Records from a data collection:
_____

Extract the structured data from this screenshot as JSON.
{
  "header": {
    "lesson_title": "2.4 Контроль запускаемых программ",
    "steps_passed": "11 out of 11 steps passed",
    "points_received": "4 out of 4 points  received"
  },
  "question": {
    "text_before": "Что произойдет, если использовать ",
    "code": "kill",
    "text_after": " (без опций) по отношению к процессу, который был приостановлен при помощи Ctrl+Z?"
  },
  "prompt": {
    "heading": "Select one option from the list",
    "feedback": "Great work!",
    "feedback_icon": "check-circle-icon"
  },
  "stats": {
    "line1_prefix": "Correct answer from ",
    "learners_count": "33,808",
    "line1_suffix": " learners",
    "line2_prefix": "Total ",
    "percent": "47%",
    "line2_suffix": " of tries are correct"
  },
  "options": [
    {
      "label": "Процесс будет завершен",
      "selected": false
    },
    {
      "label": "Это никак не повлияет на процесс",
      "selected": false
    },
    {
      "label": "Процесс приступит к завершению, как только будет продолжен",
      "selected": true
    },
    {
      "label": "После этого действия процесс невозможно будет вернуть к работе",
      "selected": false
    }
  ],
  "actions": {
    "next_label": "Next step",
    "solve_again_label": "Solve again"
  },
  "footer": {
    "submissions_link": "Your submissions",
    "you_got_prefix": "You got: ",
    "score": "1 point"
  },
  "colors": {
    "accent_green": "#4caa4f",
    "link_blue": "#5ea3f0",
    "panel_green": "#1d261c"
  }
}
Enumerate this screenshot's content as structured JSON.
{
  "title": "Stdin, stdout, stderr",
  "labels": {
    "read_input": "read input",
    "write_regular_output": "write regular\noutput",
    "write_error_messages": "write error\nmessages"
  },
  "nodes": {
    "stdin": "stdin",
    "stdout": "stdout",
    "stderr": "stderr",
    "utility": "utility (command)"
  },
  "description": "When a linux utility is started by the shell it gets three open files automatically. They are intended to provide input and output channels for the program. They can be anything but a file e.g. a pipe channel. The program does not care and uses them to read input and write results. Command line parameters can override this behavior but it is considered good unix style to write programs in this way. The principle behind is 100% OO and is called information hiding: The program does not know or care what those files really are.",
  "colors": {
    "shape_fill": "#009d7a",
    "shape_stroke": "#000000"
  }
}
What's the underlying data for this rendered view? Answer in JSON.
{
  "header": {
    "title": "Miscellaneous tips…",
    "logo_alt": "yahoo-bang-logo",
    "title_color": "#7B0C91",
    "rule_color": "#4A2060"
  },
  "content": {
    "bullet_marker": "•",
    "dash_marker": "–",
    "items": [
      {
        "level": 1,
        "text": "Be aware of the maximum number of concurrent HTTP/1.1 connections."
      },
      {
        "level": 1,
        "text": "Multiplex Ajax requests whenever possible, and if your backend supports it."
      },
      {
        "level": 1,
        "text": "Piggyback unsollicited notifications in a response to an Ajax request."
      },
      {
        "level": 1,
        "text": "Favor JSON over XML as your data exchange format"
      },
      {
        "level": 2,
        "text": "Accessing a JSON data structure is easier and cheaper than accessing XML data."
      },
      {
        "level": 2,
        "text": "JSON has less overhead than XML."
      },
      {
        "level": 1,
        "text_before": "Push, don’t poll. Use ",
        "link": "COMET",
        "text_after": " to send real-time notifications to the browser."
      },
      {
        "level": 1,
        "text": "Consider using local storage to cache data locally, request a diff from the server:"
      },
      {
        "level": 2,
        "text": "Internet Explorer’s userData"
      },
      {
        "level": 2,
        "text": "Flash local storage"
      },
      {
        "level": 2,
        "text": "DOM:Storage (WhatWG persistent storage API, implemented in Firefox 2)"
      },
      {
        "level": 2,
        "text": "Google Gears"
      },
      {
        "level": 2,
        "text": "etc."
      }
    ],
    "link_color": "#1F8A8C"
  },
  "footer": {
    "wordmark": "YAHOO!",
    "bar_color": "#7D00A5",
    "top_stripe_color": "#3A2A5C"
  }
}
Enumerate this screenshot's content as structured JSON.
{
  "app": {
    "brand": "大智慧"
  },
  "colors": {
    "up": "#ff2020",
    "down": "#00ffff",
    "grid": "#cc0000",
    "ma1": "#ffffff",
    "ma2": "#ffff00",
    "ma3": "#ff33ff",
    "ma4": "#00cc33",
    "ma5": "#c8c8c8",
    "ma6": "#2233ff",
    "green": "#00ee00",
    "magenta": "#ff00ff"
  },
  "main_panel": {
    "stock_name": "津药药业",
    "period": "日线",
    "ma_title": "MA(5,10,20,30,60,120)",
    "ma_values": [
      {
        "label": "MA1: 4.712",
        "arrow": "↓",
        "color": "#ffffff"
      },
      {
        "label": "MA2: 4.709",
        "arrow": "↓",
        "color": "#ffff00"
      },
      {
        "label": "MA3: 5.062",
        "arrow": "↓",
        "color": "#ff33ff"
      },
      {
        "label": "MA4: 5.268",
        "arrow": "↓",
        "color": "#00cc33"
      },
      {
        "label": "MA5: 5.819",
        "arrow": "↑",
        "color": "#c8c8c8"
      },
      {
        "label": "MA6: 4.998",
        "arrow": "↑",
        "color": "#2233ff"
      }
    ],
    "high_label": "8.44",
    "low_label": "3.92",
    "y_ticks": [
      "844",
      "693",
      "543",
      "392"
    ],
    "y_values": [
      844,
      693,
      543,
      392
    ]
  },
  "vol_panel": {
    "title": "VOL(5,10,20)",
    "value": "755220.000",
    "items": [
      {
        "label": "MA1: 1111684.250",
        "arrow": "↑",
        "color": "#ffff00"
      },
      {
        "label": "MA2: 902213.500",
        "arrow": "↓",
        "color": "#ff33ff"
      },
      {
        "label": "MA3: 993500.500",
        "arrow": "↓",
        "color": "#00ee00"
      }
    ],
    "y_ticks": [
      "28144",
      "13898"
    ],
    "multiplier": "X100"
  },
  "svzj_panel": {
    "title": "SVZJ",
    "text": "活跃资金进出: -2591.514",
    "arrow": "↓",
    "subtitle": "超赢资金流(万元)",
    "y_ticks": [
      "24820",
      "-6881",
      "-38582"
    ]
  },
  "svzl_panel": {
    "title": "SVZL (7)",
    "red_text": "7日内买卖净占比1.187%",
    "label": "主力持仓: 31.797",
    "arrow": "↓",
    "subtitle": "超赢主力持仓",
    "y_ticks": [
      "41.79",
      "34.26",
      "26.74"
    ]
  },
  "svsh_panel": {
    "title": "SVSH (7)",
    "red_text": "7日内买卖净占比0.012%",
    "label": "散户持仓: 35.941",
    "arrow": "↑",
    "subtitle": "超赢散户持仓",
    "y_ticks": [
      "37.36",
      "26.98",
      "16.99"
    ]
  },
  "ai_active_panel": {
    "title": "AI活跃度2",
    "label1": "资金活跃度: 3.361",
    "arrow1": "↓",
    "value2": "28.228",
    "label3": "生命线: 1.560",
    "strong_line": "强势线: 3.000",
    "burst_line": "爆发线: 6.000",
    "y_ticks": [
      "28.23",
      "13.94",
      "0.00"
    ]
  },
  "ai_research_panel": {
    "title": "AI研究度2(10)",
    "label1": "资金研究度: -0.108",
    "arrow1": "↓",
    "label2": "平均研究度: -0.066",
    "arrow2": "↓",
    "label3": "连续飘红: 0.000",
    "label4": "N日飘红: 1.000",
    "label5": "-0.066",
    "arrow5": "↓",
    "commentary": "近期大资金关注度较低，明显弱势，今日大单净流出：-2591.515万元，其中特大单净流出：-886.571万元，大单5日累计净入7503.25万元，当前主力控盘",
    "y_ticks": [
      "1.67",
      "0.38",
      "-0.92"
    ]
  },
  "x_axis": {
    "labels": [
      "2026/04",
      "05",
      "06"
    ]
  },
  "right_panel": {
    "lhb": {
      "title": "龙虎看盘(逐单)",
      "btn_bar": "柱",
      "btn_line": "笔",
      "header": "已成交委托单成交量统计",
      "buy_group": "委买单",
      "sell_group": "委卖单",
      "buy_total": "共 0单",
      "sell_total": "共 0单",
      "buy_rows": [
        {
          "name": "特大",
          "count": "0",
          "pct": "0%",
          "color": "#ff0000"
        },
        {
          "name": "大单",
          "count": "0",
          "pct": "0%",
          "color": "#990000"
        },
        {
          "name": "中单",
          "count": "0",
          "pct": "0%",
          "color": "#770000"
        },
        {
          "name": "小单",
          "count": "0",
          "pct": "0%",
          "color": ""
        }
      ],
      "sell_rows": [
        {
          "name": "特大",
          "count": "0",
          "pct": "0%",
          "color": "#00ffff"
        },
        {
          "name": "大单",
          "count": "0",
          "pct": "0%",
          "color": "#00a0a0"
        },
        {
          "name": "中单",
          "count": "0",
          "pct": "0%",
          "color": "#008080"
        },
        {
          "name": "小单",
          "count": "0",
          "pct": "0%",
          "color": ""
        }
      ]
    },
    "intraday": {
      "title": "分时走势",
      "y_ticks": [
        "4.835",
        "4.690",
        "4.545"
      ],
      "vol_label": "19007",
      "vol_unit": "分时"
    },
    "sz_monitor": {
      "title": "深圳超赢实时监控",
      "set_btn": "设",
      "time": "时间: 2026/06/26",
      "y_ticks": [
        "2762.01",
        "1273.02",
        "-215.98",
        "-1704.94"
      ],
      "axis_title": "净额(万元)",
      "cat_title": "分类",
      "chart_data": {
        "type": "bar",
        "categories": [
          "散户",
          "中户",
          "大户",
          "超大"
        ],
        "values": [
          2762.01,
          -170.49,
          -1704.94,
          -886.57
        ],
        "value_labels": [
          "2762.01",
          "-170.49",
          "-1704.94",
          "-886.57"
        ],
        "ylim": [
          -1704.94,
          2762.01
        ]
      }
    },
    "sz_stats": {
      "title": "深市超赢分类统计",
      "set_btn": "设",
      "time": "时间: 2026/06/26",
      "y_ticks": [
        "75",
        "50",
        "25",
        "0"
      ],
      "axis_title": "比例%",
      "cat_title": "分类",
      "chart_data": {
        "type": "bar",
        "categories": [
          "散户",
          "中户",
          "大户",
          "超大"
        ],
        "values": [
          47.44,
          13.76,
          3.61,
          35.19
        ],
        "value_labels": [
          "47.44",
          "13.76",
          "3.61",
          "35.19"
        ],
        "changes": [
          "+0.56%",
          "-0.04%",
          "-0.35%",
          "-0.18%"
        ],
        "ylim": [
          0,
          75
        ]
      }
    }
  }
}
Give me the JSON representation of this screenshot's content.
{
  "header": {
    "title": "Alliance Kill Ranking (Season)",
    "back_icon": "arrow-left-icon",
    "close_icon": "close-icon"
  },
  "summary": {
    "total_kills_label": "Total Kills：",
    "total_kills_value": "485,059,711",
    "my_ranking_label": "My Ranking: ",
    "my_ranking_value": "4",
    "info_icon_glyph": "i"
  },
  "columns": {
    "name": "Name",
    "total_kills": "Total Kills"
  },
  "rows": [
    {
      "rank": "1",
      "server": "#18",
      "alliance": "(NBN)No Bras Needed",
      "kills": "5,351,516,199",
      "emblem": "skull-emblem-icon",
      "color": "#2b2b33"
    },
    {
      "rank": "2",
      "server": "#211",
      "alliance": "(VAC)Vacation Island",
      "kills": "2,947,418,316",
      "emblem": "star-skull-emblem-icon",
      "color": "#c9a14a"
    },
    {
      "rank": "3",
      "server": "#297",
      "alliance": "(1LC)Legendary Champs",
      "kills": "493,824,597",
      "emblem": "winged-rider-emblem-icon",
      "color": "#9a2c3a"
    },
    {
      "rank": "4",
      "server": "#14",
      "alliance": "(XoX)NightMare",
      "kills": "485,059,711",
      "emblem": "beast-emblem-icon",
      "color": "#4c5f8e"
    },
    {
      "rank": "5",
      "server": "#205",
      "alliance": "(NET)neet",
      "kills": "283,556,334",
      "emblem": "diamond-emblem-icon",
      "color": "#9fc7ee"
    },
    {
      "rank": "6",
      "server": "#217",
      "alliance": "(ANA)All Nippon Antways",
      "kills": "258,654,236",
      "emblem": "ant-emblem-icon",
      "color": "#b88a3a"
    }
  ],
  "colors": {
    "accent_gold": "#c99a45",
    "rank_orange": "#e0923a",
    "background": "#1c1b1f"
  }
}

_____

BRIEF: Using the listing above, return all lines where the word "subtitle" occurs.

EXERCISE SOLUTION:
    "subtitle": "超赢资金流(万元)",
    "subtitle": "超赢主力持仓",
    "subtitle": "超赢散户持仓",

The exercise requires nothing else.